## Short exercise:
Go through the data below and gather each line containing "title".

## Part of a data file:
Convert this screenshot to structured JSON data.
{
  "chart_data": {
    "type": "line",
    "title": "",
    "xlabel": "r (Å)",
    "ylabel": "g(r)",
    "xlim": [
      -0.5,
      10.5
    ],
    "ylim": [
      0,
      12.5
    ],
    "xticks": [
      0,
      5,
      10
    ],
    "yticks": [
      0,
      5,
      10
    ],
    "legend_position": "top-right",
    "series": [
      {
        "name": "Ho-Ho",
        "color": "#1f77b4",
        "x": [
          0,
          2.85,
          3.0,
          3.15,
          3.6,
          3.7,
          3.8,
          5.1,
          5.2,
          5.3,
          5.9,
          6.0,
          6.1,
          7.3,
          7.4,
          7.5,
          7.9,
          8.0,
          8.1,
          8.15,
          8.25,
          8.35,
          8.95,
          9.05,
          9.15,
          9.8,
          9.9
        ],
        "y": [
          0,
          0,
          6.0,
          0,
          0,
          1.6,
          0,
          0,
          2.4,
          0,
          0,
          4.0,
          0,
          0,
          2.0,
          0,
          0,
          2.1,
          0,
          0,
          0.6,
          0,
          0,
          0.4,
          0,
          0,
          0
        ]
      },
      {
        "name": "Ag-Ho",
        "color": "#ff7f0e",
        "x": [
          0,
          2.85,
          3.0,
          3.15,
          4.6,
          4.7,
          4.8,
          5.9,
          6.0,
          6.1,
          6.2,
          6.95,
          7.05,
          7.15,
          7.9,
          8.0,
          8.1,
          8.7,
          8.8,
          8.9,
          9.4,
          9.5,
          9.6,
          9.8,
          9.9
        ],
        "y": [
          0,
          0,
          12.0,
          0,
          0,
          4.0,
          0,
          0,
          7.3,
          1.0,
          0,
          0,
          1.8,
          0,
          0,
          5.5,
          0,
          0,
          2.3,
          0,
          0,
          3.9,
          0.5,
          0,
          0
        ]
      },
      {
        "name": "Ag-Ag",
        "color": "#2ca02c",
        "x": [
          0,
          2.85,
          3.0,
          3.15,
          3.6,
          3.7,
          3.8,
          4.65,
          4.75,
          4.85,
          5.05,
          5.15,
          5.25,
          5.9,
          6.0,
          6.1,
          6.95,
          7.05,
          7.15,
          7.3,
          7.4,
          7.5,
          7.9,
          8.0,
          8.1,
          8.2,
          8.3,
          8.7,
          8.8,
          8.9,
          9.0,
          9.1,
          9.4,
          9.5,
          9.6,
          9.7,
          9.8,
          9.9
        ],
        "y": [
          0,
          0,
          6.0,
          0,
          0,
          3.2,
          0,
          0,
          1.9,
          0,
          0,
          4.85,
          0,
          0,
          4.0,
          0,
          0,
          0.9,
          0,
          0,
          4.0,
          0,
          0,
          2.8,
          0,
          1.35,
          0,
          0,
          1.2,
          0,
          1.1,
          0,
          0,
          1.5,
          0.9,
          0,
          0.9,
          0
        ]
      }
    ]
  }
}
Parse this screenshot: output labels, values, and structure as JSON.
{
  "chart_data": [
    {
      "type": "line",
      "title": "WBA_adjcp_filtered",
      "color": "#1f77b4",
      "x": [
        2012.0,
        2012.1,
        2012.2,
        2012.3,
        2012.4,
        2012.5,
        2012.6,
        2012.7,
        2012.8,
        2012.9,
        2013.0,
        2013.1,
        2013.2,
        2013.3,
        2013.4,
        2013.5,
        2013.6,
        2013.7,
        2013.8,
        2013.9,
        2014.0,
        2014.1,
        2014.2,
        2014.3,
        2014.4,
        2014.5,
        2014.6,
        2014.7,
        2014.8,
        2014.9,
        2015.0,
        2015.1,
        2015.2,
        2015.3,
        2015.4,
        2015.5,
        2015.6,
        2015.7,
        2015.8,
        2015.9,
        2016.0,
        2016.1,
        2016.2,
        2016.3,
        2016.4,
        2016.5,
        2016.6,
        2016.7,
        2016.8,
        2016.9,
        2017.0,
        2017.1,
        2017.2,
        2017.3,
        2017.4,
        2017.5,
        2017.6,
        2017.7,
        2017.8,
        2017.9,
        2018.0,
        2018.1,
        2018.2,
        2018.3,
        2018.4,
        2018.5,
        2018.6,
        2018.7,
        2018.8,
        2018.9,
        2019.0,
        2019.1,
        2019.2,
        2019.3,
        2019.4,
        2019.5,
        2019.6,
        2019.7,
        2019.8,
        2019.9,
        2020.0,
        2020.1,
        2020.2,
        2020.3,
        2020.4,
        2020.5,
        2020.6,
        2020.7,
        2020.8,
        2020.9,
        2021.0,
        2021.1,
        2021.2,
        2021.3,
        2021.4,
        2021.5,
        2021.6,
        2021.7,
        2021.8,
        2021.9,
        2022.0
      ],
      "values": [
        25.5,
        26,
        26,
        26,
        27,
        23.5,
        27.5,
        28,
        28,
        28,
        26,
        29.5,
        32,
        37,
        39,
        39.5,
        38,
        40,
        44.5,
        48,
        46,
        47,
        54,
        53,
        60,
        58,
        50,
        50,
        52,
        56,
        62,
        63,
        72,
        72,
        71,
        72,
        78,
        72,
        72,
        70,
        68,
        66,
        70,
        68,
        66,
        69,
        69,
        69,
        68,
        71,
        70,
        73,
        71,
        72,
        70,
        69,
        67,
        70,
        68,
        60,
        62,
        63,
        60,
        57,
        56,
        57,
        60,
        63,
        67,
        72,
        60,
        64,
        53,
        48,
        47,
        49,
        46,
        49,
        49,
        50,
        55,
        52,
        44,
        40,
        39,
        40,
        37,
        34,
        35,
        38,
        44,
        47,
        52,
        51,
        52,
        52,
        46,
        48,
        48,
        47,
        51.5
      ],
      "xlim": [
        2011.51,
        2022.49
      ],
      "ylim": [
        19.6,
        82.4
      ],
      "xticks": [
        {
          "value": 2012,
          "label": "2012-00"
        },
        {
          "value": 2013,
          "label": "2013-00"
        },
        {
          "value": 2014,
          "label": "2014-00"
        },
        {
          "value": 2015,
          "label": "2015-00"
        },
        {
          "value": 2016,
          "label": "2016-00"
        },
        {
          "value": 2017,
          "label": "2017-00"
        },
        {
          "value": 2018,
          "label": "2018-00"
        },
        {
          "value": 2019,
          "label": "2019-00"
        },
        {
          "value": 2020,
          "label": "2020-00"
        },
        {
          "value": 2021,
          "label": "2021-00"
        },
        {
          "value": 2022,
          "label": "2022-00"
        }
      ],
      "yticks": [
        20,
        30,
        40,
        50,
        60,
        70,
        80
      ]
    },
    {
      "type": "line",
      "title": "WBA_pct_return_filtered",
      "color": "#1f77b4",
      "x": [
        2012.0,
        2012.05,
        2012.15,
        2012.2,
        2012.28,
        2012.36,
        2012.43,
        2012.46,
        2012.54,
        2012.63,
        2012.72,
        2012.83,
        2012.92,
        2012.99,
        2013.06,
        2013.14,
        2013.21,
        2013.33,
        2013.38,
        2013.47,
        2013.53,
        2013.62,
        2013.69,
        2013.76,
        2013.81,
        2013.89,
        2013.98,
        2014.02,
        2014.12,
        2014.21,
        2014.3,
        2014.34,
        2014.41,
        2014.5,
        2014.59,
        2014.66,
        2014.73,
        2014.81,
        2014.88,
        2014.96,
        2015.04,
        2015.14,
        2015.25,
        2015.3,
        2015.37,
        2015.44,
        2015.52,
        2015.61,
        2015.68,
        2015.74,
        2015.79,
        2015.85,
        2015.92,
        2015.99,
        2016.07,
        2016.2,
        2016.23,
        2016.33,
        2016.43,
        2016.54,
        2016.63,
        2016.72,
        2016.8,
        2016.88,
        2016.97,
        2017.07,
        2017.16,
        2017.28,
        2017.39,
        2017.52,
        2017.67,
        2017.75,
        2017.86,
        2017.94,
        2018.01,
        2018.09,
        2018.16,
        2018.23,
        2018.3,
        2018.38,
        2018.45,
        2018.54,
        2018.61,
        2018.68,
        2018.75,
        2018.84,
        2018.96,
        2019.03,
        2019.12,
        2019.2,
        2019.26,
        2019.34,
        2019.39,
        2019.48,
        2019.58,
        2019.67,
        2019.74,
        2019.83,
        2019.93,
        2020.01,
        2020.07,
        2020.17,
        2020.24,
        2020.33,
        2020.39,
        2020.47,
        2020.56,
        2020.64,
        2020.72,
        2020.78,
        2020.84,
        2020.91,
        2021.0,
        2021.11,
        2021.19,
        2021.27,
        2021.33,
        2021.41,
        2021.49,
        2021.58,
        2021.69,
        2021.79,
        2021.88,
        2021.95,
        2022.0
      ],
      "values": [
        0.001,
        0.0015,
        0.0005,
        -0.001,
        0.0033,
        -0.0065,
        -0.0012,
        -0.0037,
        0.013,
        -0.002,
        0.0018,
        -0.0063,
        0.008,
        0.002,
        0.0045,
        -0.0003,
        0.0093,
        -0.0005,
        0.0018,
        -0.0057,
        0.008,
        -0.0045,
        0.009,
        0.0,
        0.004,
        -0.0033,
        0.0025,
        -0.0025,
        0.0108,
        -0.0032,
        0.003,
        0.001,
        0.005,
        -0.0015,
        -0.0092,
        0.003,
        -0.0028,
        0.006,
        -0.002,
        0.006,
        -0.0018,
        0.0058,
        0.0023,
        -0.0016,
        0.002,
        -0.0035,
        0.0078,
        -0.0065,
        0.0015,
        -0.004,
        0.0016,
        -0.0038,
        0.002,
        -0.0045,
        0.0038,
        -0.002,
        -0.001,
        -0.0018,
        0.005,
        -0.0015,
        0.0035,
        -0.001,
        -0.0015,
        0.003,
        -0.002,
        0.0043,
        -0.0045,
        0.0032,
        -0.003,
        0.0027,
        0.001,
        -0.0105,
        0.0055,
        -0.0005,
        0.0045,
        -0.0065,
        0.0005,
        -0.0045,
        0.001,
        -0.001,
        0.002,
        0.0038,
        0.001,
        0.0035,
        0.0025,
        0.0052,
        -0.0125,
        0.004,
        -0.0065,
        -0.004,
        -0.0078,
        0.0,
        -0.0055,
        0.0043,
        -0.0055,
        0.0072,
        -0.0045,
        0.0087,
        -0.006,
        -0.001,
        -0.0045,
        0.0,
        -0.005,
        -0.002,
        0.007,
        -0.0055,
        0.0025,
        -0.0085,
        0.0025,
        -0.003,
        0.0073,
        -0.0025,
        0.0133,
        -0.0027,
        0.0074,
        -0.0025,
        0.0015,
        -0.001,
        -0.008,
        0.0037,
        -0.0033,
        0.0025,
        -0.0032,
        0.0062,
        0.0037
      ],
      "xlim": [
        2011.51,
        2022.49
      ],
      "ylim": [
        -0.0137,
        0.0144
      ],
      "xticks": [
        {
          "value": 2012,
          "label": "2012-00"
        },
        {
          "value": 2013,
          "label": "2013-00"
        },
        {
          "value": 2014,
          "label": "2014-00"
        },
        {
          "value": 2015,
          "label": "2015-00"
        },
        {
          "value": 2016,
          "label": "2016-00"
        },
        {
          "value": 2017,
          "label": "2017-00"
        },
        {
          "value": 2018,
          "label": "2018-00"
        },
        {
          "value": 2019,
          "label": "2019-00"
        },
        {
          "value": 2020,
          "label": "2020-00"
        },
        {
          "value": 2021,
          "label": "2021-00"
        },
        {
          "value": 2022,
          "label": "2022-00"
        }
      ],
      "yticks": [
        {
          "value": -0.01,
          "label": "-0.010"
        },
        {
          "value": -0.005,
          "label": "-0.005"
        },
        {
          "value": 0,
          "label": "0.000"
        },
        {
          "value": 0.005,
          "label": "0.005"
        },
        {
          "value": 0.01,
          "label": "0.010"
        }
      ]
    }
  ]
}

## Correct response:
    "title": "",
      "title": "WBA_adjcp_filtered",
      "title": "WBA_pct_return_filtered",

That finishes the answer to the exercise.